EXTRACTED RECORDS start

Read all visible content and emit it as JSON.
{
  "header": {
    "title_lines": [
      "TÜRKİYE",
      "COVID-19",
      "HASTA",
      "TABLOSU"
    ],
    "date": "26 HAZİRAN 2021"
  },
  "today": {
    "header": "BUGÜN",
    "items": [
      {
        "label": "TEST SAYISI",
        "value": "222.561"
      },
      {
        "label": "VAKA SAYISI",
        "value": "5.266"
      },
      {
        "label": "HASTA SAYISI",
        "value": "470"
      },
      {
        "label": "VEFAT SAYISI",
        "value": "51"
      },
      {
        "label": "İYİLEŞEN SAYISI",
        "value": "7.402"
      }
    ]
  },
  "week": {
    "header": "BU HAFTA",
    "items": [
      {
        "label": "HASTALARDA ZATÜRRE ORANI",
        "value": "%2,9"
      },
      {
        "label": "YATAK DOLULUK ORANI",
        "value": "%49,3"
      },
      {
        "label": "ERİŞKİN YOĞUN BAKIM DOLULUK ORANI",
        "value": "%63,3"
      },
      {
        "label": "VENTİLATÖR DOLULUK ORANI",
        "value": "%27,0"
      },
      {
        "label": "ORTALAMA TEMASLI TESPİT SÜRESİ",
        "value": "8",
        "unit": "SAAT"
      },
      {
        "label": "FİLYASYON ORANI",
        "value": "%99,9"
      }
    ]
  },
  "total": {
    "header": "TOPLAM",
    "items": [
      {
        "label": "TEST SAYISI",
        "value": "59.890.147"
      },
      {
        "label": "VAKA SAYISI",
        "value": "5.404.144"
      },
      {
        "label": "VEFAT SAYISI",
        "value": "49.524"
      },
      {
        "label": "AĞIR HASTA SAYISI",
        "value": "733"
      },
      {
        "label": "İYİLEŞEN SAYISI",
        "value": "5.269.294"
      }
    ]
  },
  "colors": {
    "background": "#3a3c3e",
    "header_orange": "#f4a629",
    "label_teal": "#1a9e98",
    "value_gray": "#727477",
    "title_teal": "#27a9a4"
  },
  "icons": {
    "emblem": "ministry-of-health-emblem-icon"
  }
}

EXTRACTED RECORDS end
EXTRACTED RECORDS start

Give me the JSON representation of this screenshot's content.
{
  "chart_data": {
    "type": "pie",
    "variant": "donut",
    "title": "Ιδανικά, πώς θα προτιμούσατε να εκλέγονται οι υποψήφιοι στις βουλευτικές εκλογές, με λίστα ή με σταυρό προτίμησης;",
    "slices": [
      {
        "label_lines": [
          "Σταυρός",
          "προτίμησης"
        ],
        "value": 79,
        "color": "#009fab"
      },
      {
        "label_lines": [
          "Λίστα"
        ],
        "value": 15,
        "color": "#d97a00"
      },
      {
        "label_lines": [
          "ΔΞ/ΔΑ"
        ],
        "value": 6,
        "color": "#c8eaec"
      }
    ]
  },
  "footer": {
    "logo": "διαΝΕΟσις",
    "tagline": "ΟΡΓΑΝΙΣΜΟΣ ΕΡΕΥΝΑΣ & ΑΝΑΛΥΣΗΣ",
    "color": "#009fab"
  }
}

EXTRACTED RECORDS end

● WRITTEN EXERCISE: Which lines include "ORANI"? Copy each of them out.

● TASK ANSWER:
        "label": "HASTALARDA ZATÜRRE ORANI",
        "label": "YATAK DOLULUK ORANI",
        "label": "ERİŞKİN YOĞUN BAKIM DOLULUK ORANI",
        "label": "VENTİLATÖR DOLULUK ORANI",
        "label": "FİLYASYON ORANI",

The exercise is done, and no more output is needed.